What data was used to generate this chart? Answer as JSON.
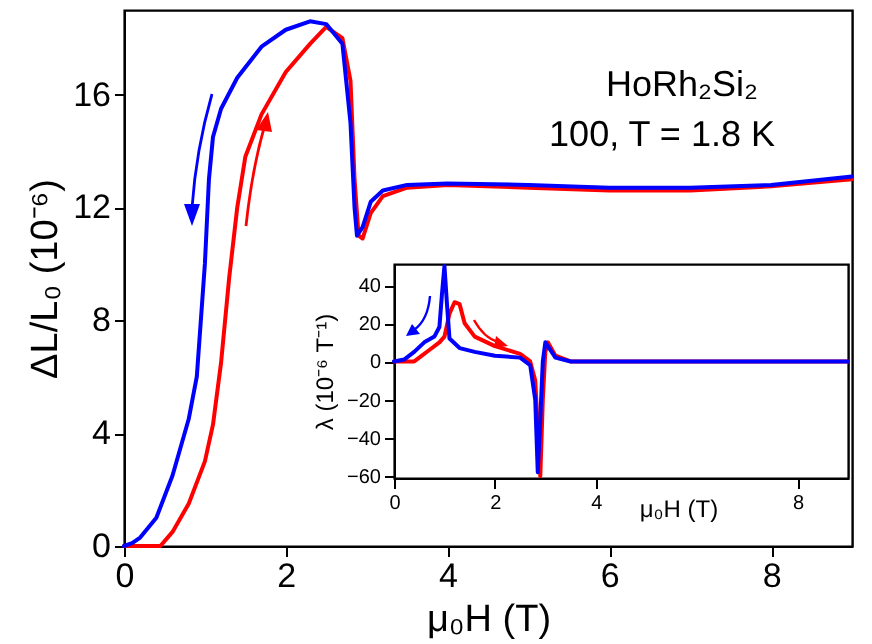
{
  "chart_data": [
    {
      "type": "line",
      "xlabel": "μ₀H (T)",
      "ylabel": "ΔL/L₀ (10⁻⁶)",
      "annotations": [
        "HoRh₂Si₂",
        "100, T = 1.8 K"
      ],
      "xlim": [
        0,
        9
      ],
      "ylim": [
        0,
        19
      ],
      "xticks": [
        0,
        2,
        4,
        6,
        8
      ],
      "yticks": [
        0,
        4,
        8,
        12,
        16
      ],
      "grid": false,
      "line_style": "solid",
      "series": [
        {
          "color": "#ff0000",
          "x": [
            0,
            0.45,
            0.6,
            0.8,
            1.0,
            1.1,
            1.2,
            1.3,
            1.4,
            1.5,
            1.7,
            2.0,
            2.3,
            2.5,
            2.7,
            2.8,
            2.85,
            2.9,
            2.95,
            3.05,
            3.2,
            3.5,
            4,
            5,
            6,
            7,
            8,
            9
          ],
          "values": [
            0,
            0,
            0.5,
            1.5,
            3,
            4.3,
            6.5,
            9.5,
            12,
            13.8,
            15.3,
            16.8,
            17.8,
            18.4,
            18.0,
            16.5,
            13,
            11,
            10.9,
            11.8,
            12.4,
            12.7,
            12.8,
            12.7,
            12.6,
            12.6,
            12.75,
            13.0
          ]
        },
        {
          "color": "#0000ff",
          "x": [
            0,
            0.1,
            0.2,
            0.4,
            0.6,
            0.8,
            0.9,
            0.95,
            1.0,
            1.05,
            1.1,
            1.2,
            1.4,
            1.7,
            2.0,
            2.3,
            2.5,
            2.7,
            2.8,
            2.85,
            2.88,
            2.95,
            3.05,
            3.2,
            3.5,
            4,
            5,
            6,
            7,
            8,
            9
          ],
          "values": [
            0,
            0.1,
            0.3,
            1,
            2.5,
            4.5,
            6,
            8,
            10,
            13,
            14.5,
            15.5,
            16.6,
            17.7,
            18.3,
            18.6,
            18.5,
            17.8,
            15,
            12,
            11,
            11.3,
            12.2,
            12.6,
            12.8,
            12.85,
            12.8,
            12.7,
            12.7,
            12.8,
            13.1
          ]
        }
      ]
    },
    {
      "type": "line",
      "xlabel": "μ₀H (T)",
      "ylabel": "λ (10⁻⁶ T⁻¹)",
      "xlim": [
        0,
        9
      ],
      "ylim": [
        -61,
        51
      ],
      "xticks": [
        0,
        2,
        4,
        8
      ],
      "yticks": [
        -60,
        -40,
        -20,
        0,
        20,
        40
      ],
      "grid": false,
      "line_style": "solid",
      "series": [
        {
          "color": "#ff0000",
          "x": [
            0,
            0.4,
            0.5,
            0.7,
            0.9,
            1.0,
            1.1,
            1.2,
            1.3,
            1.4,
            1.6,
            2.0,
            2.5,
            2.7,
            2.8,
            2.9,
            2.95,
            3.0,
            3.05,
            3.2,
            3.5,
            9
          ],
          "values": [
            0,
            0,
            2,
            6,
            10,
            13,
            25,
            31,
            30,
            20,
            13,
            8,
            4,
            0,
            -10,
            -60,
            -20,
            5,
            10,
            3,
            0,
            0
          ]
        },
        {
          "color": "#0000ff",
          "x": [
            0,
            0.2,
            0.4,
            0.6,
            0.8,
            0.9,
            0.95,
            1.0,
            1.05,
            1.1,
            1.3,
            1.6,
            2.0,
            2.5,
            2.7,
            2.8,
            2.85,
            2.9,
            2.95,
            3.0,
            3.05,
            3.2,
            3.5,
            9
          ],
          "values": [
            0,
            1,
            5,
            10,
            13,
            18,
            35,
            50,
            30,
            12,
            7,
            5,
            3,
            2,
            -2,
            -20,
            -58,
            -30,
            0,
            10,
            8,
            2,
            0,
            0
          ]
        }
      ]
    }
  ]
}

========

▶ **YOUR TASK**:
Retype every entry verbatim and exclude the pictures from the copy.

▶ **TASK SOLUTION**:
What data was used to generate this chart? Answer as JSON.
{
  "chart_data": [
    {
      "type": "line",
      "xlabel": "μ₀H (T)",
      "ylabel": "ΔL/L₀ (10⁻⁶)",
      "annotations": [
        "HoRh₂Si₂",
        "100, T = 1.8 K"
      ],
      "xlim": [
        0,
        9
      ],
      "ylim": [
        0,
        19
      ],
      "xticks": [
        0,
        2,
        4,
        6,
        8
      ],
      "yticks": [
        0,
        4,
        8,
        12,
        16
      ],
      "grid": false,
      "line_style": "solid",
      "series": [
        {
          "color": "#ff0000",
          "x": [
            0,
            0.45,
            0.6,
            0.8,
            1.0,
            1.1,
            1.2,
            1.3,
            1.4,
            1.5,
            1.7,
            2.0,
            2.3,
            2.5,
            2.7,
            2.8,
            2.85,
            2.9,
            2.95,
            3.05,
            3.2,
            3.5,
            4,
            5,
            6,
            7,
            8,
            9
          ],
          "values": [
            0,
            0,
            0.5,
            1.5,
            3,
            4.3,
            6.5,
            9.5,
            12,
            13.8,
            15.3,
            16.8,
            17.8,
            18.4,
            18.0,
            16.5,
            13,
            11,
            10.9,
            11.8,
            12.4,
            12.7,
            12.8,
            12.7,
            12.6,
            12.6,
            12.75,
            13.0
          ]
        },
        {
          "color": "#0000ff",
          "x": [
            0,
            0.1,
            0.2,
            0.4,
            0.6,
            0.8,
            0.9,
            0.95,
            1.0,
            1.05,
            1.1,
            1.2,
            1.4,
            1.7,
            2.0,
            2.3,
            2.5,
            2.7,
            2.8,
            2.85,
            2.88,
            2.95,
            3.05,
            3.2,
            3.5,
            4,
            5,
            6,
            7,
            8,
            9
          ],
          "values": [
            0,
            0.1,
            0.3,
            1,
            2.5,
            4.5,
            6,
            8,
            10,
            13,
            14.5,
            15.5,
            16.6,
            17.7,
            18.3,
            18.6,
            18.5,
            17.8,
            15,
            12,
            11,
            11.3,
            12.2,
            12.6,
            12.8,
            12.85,
            12.8,
            12.7,
            12.7,
            12.8,
            13.1
          ]
        }
      ]
    },
    {
      "type": "line",
      "xlabel": "μ₀H (T)",
      "ylabel": "λ (10⁻⁶ T⁻¹)",
      "xlim": [
        0,
        9
      ],
      "ylim": [
        -61,
        51
      ],
      "xticks": [
        0,
        2,
        4,
        8
      ],
      "yticks": [
        -60,
        -40,
        -20,
        0,
        20,
        40
      ],
      "grid": false,
      "line_style": "solid",
      "series": [
        {
          "color": "#ff0000",
          "x": [
            0,
            0.4,
            0.5,
            0.7,
            0.9,
            1.0,
            1.1,
            1.2,
            1.3,
            1.4,
            1.6,
            2.0,
            2.5,
            2.7,
            2.8,
            2.9,
            2.95,
            3.0,
            3.05,
            3.2,
            3.5,
            9
          ],
          "values": [
            0,
            0,
            2,
            6,
            10,
            13,
            25,
            31,
            30,
            20,
            13,
            8,
            4,
            0,
            -10,
            -60,
            -20,
            5,
            10,
            3,
            0,
            0
          ]
        },
        {
          "color": "#0000ff",
          "x": [
            0,
            0.2,
            0.4,
            0.6,
            0.8,
            0.9,
            0.95,
            1.0,
            1.05,
            1.1,
            1.3,
            1.6,
            2.0,
            2.5,
            2.7,
            2.8,
            2.85,
            2.9,
            2.95,
            3.0,
            3.05,
            3.2,
            3.5,
            9
          ],
          "values": [
            0,
            1,
            5,
            10,
            13,
            18,
            35,
            50,
            30,
            12,
            7,
            5,
            3,
            2,
            -2,
            -20,
            -58,
            -30,
            0,
            10,
            8,
            2,
            0,
            0
          ]
        }
      ]
    }
  ]
}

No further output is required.